## Task statement
Skip the pictures and extract all of the lines exactly as written.

## Records for the task
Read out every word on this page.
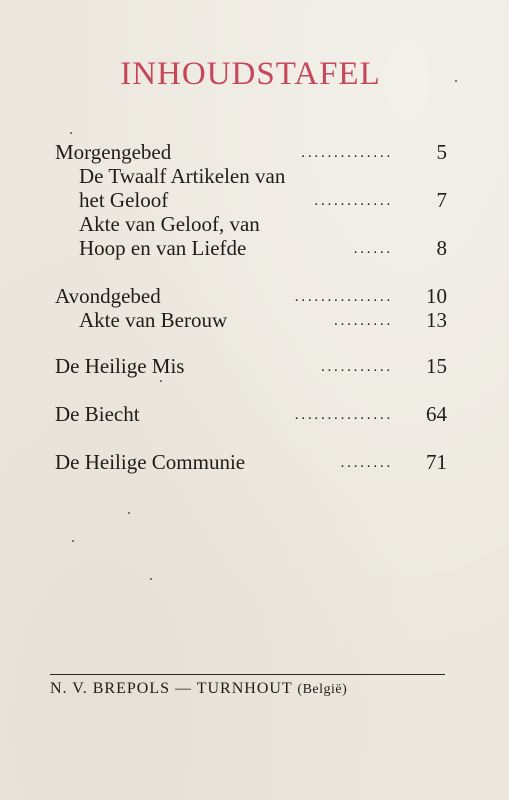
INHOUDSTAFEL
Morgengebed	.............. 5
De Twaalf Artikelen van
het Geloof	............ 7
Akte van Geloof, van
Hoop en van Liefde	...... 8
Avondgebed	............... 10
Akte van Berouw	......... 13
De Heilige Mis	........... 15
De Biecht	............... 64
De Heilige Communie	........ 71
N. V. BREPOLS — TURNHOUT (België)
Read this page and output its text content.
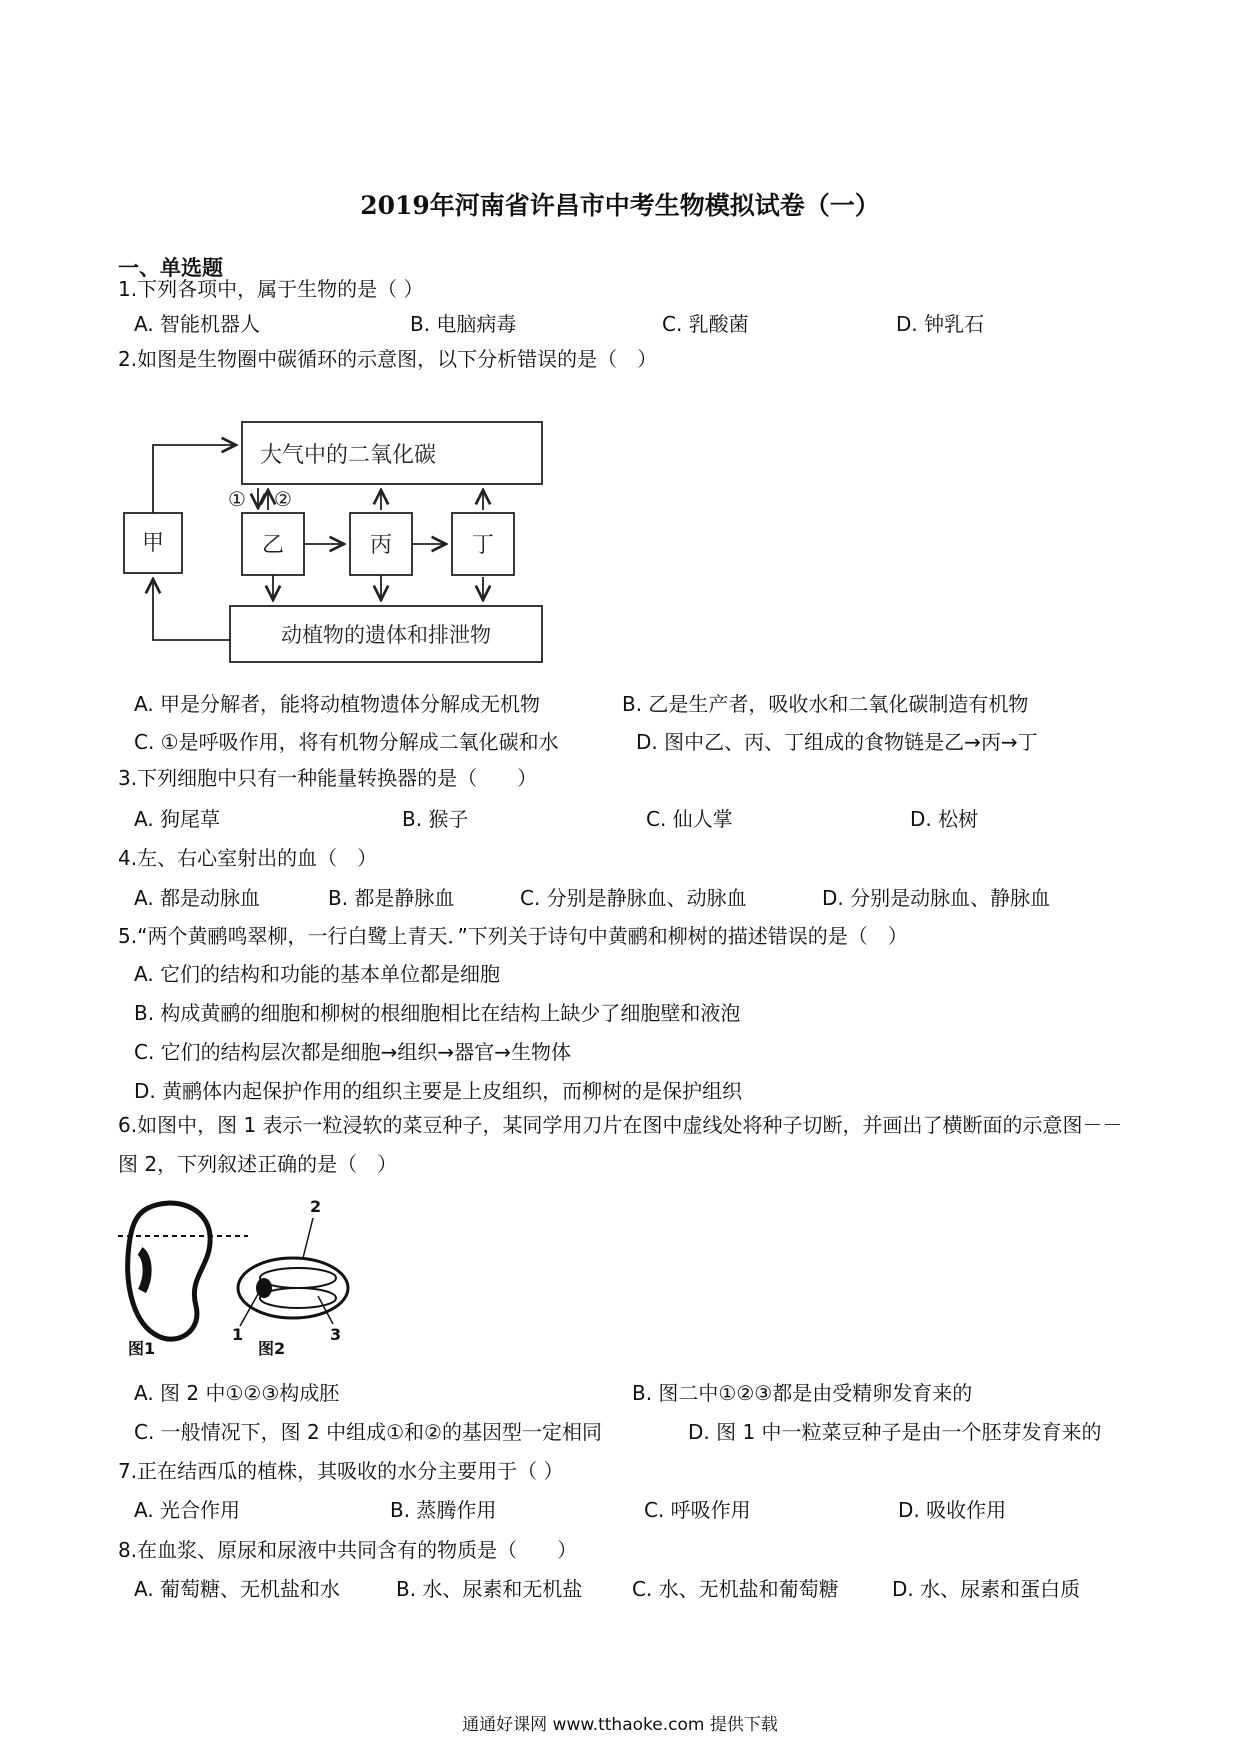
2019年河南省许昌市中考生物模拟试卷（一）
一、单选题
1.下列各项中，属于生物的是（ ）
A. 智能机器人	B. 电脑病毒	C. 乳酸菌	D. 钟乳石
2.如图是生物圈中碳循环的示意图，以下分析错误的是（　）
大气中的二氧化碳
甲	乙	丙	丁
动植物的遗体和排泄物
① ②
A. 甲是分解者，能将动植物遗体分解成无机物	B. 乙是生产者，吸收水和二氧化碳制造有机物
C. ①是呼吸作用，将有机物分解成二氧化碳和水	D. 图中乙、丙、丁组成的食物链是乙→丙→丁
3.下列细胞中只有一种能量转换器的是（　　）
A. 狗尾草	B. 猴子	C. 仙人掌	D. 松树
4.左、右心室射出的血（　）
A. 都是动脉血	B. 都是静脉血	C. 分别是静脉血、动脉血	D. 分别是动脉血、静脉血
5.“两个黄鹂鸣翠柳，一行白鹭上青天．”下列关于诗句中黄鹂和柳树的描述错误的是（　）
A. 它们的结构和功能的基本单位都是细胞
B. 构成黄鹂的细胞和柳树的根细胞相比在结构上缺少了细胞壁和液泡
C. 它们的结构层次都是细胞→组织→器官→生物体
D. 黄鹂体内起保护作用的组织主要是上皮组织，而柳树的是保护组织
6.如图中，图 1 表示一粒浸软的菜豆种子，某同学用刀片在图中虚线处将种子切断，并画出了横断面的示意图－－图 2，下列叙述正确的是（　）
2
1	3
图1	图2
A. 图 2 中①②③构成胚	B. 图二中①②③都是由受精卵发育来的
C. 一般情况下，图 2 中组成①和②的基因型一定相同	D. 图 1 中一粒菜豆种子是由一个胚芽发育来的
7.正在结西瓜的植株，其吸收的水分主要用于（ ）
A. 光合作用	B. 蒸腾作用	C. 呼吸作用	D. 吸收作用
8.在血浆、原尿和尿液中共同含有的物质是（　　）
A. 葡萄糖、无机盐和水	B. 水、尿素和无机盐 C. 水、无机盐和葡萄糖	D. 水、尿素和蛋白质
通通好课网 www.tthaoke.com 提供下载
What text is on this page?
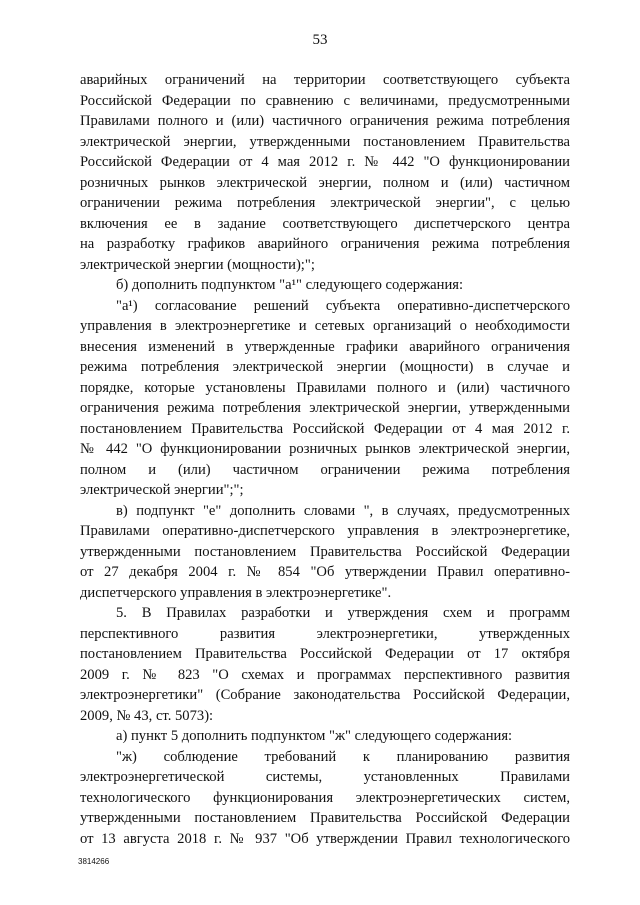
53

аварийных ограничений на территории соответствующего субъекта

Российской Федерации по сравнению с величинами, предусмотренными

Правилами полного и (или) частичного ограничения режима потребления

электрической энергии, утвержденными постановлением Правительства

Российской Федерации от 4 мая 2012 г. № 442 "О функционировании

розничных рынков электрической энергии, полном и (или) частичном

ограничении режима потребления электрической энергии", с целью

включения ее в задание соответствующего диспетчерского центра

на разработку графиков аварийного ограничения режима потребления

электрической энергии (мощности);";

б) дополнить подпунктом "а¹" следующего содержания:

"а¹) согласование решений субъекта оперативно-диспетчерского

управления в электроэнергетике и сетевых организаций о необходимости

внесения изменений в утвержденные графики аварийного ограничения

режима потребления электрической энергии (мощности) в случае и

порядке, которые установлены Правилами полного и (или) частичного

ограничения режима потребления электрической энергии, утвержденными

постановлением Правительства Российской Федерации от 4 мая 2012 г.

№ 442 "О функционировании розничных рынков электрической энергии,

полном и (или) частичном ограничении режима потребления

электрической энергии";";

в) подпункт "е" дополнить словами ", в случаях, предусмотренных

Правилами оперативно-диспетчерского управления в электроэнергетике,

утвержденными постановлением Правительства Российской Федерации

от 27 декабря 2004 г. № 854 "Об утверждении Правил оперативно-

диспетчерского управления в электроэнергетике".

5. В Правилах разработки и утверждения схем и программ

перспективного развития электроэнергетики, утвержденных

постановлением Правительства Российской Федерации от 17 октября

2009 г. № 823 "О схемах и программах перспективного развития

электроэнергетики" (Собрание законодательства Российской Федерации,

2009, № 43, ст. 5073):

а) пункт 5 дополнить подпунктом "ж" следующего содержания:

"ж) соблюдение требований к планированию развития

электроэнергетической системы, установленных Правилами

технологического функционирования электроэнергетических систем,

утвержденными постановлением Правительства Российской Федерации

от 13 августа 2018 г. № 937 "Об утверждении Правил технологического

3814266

## Exercise result
Read out every word on this page.
INHOUDSTAFEL
Morgengebed	.............. 5
De Twaalf Artikelen van
het Geloof	............ 7
Akte van Geloof, van
Hoop en van Liefde	...... 8
Avondgebed	............... 10
Akte van Berouw	......... 13
De Heilige Mis	........... 15
De Biecht	............... 64
De Heilige Communie	........ 71
N. V. BREPOLS — TURNHOUT (België)
Read this page and output its text content.
2019年河南省许昌市中考生物模拟试卷（一）
一、单选题
1.下列各项中，属于生物的是（ ）
A. 智能机器人	B. 电脑病毒	C. 乳酸菌	D. 钟乳石
2.如图是生物圈中碳循环的示意图，以下分析错误的是（　）
大气中的二氧化碳
甲	乙	丙	丁
动植物的遗体和排泄物
① ②
A. 甲是分解者，能将动植物遗体分解成无机物	B. 乙是生产者，吸收水和二氧化碳制造有机物
C. ①是呼吸作用，将有机物分解成二氧化碳和水	D. 图中乙、丙、丁组成的食物链是乙→丙→丁
3.下列细胞中只有一种能量转换器的是（　　）
A. 狗尾草	B. 猴子	C. 仙人掌	D. 松树
4.左、右心室射出的血（　）
A. 都是动脉血	B. 都是静脉血	C. 分别是静脉血、动脉血	D. 分别是动脉血、静脉血
5.“两个黄鹂鸣翠柳，一行白鹭上青天．”下列关于诗句中黄鹂和柳树的描述错误的是（　）
A. 它们的结构和功能的基本单位都是细胞
B. 构成黄鹂的细胞和柳树的根细胞相比在结构上缺少了细胞壁和液泡
C. 它们的结构层次都是细胞→组织→器官→生物体
D. 黄鹂体内起保护作用的组织主要是上皮组织，而柳树的是保护组织
6.如图中，图 1 表示一粒浸软的菜豆种子，某同学用刀片在图中虚线处将种子切断，并画出了横断面的示意图－－图 2，下列叙述正确的是（　）
2
1	3
图1	图2
A. 图 2 中①②③构成胚	B. 图二中①②③都是由受精卵发育来的
C. 一般情况下，图 2 中组成①和②的基因型一定相同	D. 图 1 中一粒菜豆种子是由一个胚芽发育来的
7.正在结西瓜的植株，其吸收的水分主要用于（ ）
A. 光合作用	B. 蒸腾作用	C. 呼吸作用	D. 吸收作用
8.在血浆、原尿和尿液中共同含有的物质是（　　）
A. 葡萄糖、无机盐和水	B. 水、尿素和无机盐 C. 水、无机盐和葡萄糖	D. 水、尿素和蛋白质
通通好课网 www.tthaoke.com 提供下载
What text is on this page?
53

аварийных ограничений на территории соответствующего субъекта

Российской Федерации по сравнению с величинами, предусмотренными

Правилами полного и (или) частичного ограничения режима потребления

электрической энергии, утвержденными постановлением Правительства

Российской Федерации от 4 мая 2012 г. № 442 "О функционировании

розничных рынков электрической энергии, полном и (или) частичном

ограничении режима потребления электрической энергии", с целью

включения ее в задание соответствующего диспетчерского центра

на разработку графиков аварийного ограничения режима потребления

электрической энергии (мощности);";

б) дополнить подпунктом "а¹" следующего содержания:

"а¹) согласование решений субъекта оперативно-диспетчерского

управления в электроэнергетике и сетевых организаций о необходимости

внесения изменений в утвержденные графики аварийного ограничения

режима потребления электрической энергии (мощности) в случае и

порядке, которые установлены Правилами полного и (или) частичного

ограничения режима потребления электрической энергии, утвержденными

постановлением Правительства Российской Федерации от 4 мая 2012 г.

№ 442 "О функционировании розничных рынков электрической энергии,

полном и (или) частичном ограничении режима потребления

электрической энергии";";

в) подпункт "е" дополнить словами ", в случаях, предусмотренных

Правилами оперативно-диспетчерского управления в электроэнергетике,

утвержденными постановлением Правительства Российской Федерации

от 27 декабря 2004 г. № 854 "Об утверждении Правил оперативно-

диспетчерского управления в электроэнергетике".

5. В Правилах разработки и утверждения схем и программ

перспективного развития электроэнергетики, утвержденных

постановлением Правительства Российской Федерации от 17 октября

2009 г. № 823 "О схемах и программах перспективного развития

электроэнергетики" (Собрание законодательства Российской Федерации,

2009, № 43, ст. 5073):

а) пункт 5 дополнить подпунктом "ж" следующего содержания:

"ж) соблюдение требований к планированию развития

электроэнергетической системы, установленных Правилами

технологического функционирования электроэнергетических систем,

утвержденными постановлением Правительства Российской Федерации

от 13 августа 2018 г. № 937 "Об утверждении Правил технологического

3814266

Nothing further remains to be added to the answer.